● **Provided records**:
· · · · ·

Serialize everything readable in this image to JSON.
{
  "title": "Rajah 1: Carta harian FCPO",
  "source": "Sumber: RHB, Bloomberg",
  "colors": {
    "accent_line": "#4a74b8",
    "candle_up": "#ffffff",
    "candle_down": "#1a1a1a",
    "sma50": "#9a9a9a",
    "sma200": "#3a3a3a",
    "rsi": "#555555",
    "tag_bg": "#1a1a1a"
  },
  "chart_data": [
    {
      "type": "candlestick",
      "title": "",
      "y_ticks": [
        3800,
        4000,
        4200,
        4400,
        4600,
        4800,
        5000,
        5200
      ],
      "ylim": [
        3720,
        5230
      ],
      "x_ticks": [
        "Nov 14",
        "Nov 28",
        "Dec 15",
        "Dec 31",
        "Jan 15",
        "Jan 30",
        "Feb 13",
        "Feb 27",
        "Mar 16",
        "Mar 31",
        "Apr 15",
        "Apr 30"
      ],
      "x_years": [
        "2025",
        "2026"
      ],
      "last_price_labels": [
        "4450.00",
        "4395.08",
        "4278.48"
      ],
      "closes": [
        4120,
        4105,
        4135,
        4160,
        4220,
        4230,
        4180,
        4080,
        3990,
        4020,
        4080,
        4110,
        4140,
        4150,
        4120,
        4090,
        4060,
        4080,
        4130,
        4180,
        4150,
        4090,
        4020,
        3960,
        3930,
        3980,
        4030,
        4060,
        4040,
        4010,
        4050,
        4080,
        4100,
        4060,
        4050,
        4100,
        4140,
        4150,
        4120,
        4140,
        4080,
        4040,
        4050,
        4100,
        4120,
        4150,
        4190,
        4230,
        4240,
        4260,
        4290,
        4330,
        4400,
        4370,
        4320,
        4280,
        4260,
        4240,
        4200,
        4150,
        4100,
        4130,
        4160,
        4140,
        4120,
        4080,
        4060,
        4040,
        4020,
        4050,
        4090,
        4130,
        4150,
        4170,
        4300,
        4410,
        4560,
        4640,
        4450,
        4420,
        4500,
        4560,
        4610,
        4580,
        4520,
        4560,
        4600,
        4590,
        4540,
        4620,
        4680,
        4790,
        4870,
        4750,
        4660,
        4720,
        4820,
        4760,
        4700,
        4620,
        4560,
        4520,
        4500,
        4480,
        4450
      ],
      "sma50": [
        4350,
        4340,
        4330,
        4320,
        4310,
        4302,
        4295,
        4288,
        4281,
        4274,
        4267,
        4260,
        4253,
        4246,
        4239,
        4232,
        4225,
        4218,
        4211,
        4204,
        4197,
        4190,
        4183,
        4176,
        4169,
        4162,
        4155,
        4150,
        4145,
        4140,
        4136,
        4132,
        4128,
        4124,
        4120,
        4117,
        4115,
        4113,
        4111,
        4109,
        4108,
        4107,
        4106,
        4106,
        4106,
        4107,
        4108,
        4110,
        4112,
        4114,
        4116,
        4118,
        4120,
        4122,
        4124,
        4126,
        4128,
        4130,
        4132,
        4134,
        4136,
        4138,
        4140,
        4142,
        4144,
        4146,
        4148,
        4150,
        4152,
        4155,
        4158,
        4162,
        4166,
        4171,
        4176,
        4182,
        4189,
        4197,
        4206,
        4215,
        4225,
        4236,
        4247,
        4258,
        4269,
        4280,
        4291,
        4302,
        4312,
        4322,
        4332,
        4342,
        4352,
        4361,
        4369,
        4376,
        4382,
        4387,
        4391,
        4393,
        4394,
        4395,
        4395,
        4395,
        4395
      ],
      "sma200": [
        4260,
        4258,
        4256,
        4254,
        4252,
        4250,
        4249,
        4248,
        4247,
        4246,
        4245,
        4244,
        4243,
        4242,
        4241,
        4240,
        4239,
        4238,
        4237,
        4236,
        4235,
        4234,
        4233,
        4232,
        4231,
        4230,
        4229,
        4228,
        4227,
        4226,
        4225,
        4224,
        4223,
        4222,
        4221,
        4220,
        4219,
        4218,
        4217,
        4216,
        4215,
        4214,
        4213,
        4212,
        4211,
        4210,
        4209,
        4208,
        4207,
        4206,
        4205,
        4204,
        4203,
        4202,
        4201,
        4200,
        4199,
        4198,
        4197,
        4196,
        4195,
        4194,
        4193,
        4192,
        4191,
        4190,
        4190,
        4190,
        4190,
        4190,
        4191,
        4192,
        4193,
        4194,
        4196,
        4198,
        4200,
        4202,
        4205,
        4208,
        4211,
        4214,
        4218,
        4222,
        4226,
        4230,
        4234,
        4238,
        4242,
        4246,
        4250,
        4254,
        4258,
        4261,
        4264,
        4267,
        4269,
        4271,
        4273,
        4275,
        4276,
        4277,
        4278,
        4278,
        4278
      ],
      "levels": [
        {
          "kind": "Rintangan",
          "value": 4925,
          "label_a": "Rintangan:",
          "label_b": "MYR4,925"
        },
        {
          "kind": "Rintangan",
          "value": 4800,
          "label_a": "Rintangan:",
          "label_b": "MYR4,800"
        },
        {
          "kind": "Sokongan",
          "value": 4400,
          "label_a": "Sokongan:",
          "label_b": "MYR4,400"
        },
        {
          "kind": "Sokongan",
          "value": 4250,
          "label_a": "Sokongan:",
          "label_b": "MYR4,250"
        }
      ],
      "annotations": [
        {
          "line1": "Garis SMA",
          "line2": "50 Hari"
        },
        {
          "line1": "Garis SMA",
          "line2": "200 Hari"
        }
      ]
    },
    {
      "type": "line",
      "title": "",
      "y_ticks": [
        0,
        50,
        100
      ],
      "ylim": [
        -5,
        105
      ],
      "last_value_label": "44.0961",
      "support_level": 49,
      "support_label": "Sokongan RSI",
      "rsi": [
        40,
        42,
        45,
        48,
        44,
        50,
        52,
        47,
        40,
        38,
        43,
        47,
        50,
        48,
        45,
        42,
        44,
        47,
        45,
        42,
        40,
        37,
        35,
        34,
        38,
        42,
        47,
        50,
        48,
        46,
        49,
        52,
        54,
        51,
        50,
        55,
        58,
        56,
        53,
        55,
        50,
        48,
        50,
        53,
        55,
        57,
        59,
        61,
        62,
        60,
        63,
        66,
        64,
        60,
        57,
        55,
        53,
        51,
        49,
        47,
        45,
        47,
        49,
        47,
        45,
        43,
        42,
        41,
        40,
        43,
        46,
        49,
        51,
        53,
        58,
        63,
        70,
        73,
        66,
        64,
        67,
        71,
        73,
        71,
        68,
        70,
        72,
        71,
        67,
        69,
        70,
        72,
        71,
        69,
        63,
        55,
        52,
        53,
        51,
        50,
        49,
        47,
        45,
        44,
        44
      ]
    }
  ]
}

· · · · ·

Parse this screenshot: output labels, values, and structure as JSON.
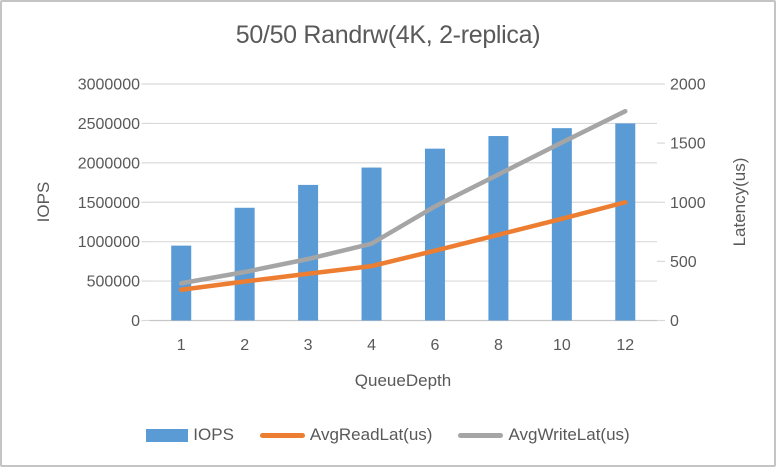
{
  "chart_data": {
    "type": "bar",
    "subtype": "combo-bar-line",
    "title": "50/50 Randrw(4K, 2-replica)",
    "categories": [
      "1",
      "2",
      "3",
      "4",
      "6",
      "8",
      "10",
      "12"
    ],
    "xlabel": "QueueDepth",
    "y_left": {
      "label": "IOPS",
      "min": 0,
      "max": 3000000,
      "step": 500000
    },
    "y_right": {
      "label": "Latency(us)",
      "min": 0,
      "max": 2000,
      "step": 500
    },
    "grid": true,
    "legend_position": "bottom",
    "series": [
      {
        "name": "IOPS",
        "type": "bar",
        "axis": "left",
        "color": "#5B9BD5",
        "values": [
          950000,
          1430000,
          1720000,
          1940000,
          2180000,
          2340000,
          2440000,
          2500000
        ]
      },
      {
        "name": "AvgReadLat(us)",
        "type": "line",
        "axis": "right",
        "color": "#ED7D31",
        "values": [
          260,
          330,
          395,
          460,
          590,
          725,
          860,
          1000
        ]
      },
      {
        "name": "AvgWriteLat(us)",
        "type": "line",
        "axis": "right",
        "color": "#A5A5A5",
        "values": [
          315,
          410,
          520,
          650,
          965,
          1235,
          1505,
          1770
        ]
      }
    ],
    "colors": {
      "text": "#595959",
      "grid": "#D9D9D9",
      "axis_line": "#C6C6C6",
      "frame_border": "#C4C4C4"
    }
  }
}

· · · · ·

● **Exercise task**:
In the data above, tally the lines holding "title" and answer with the figure only.

● **Response to the exercise**:
4